§ **Requirement**
Select, from the data, each line where "penjualan" occurs.

§ **Data**
————————
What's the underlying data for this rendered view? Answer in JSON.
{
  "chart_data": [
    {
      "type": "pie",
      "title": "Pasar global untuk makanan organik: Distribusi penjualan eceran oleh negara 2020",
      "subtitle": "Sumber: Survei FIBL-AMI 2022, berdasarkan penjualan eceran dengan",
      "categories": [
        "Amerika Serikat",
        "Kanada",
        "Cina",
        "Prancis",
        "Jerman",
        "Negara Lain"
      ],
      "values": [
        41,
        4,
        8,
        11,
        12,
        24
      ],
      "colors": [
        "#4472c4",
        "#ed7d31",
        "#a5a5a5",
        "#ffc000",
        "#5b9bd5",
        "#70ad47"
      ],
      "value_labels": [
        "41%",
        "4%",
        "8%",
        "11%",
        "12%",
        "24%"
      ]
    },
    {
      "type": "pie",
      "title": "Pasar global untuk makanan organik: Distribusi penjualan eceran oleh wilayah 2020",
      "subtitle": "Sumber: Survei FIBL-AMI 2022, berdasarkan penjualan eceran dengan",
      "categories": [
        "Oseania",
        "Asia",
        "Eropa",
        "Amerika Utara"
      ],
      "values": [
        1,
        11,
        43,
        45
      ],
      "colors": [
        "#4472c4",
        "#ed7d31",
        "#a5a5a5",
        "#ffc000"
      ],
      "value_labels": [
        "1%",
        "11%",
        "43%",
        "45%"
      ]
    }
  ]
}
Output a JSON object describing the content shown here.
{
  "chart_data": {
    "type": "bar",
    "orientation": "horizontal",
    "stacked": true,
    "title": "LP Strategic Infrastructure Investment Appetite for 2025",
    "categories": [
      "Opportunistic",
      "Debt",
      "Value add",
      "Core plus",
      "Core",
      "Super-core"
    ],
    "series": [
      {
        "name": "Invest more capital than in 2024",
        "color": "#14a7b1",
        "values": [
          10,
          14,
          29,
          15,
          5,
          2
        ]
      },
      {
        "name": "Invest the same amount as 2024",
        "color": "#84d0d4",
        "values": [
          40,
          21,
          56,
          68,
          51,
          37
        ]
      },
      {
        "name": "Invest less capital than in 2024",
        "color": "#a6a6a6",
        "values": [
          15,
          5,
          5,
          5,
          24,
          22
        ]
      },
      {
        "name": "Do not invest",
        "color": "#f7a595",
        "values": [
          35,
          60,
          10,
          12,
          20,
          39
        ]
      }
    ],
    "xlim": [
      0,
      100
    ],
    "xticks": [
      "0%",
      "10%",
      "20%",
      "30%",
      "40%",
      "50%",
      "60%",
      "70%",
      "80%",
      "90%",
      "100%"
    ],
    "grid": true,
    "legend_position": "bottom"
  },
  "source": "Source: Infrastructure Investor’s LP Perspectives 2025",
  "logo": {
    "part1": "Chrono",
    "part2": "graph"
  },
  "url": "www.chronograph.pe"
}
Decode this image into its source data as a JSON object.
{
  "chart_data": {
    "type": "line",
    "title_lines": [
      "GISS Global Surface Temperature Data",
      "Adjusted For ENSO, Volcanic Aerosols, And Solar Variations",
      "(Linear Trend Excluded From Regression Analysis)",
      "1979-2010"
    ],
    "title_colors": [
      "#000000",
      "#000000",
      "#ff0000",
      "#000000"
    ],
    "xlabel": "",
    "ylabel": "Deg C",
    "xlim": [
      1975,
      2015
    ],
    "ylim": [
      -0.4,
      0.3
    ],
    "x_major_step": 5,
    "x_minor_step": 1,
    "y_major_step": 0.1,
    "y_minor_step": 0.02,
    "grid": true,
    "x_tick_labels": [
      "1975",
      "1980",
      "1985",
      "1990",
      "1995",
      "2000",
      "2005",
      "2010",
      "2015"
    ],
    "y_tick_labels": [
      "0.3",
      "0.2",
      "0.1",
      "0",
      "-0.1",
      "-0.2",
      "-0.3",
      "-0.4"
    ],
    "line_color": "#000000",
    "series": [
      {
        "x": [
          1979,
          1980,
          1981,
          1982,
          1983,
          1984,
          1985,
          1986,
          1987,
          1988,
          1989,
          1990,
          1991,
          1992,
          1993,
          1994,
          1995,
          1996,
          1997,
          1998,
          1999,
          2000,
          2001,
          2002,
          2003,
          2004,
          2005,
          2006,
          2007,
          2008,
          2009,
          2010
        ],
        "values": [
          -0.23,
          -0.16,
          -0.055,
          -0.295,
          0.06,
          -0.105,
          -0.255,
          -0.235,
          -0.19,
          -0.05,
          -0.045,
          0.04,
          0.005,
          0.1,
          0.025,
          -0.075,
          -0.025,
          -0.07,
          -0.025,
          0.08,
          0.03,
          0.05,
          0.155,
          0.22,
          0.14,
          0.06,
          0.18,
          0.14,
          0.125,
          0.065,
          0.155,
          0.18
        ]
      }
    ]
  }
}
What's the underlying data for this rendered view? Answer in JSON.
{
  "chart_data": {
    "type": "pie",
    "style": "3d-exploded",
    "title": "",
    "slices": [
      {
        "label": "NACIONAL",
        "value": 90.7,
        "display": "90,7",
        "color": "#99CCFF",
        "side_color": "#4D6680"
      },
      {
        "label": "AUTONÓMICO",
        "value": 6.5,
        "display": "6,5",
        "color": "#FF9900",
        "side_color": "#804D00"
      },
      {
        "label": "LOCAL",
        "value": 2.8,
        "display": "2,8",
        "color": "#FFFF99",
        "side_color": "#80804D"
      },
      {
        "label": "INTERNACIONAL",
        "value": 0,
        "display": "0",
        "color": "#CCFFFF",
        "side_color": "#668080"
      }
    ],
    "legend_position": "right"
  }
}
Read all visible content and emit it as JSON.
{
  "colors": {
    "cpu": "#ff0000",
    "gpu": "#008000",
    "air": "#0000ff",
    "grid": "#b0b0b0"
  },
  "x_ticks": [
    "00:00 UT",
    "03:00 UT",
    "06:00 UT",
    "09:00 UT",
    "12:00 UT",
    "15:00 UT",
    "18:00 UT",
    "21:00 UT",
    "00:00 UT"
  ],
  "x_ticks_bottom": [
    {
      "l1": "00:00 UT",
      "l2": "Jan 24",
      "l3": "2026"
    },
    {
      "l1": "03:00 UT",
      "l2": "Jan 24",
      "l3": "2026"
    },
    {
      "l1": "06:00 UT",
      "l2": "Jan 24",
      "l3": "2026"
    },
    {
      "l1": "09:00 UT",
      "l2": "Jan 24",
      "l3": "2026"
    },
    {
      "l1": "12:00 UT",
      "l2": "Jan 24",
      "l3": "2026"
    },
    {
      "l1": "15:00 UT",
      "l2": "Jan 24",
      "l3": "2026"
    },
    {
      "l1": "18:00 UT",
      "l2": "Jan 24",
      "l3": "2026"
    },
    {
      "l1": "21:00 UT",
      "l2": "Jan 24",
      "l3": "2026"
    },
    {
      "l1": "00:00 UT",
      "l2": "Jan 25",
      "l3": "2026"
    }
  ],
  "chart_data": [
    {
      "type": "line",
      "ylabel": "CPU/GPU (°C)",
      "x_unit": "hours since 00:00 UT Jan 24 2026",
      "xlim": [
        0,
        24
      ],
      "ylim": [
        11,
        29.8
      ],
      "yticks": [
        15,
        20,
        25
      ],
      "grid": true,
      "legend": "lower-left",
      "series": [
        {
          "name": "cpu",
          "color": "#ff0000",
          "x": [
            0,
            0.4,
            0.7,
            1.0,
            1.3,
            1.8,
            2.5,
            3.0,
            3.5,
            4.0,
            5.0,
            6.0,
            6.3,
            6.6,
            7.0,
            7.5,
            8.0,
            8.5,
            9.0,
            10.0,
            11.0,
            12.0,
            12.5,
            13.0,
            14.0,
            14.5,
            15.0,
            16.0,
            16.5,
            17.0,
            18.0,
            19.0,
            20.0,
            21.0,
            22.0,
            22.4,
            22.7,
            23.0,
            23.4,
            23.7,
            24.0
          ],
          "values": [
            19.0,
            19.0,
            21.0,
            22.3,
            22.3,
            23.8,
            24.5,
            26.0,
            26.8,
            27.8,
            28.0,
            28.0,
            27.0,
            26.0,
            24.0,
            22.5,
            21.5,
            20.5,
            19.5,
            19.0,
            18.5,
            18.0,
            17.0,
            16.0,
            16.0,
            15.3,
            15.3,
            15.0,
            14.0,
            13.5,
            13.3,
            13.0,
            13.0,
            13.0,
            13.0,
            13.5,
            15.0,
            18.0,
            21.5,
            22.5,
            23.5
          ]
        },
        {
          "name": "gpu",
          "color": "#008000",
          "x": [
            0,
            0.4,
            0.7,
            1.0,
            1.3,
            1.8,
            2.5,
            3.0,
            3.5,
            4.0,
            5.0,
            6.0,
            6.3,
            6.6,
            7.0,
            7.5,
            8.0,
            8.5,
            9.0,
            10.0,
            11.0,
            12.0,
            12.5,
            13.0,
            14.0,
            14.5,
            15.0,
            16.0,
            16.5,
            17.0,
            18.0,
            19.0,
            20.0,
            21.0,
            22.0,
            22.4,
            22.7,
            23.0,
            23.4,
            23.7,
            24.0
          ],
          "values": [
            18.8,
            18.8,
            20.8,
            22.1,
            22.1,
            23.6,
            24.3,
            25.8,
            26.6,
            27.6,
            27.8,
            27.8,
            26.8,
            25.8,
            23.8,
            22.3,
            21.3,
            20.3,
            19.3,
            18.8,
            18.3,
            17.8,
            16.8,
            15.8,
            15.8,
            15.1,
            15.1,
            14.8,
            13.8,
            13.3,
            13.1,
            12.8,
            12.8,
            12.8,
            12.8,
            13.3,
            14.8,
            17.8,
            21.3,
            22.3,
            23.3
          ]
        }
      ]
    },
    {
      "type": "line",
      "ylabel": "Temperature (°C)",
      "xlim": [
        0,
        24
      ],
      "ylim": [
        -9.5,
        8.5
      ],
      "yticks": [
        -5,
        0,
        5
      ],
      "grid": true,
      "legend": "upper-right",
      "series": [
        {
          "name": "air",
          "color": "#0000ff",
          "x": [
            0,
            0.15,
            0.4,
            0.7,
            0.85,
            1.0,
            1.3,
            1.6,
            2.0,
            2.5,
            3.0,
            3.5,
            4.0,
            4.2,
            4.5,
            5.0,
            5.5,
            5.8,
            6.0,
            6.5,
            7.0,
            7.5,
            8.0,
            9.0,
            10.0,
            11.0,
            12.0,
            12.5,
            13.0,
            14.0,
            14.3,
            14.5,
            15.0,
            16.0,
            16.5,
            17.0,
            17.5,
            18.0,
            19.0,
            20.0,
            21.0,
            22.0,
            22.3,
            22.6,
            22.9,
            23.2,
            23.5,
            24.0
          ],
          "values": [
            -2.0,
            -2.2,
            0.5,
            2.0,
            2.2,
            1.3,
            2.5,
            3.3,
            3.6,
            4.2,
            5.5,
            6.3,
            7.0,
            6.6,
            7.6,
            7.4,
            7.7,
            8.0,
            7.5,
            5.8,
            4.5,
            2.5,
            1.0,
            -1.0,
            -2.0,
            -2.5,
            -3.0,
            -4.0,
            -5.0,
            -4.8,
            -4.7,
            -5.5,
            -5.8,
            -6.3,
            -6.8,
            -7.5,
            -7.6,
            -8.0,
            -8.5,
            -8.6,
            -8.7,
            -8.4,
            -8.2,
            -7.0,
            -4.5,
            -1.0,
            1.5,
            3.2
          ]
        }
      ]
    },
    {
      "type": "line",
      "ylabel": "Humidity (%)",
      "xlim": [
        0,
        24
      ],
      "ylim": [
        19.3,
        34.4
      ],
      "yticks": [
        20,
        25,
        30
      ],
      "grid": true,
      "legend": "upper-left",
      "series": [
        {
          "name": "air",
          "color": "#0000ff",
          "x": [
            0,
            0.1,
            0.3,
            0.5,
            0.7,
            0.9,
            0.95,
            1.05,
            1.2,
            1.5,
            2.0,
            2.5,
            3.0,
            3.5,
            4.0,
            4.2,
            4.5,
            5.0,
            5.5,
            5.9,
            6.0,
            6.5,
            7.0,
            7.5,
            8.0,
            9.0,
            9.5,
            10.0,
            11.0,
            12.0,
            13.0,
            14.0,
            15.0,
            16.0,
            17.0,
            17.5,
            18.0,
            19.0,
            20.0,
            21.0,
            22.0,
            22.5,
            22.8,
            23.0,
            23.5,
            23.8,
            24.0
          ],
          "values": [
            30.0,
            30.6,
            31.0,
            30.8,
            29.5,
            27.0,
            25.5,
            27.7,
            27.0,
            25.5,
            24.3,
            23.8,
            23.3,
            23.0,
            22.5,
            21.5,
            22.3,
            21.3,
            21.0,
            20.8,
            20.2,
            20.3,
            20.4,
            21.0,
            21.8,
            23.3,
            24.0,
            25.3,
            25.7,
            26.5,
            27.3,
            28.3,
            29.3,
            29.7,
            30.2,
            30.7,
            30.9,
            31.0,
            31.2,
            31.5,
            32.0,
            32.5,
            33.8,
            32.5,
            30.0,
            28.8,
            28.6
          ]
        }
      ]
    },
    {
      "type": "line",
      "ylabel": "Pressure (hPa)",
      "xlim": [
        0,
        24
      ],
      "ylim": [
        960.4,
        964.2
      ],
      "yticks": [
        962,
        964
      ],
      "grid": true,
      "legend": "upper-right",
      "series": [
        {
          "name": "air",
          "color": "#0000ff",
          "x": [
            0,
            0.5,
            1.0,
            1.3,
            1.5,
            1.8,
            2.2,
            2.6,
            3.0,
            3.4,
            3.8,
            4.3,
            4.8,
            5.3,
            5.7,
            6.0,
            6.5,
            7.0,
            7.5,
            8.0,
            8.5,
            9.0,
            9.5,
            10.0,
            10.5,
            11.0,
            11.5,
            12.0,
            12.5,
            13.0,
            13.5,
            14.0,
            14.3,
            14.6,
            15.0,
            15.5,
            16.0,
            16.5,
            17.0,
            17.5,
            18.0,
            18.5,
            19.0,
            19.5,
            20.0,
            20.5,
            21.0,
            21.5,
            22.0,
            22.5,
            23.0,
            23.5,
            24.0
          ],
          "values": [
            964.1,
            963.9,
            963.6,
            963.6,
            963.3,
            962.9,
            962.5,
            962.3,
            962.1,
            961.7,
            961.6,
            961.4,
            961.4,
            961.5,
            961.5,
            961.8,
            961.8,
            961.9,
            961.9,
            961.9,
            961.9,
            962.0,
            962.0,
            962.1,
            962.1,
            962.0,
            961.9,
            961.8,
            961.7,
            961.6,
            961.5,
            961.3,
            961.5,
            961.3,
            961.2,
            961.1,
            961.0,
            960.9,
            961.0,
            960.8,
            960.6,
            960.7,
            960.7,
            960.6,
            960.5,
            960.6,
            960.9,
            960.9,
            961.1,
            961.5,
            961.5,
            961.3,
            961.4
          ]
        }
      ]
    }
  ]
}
————————
§ **Problem solution**
      "title": "Pasar global untuk makanan organik: Distribusi penjualan eceran oleh negara 2020",
      "subtitle": "Sumber: Survei FIBL-AMI 2022, berdasarkan penjualan eceran dengan",
      "title": "Pasar global untuk makanan organik: Distribusi penjualan eceran oleh wilayah 2020",
      "subtitle": "Sumber: Survei FIBL-AMI 2022, berdasarkan penjualan eceran dengan",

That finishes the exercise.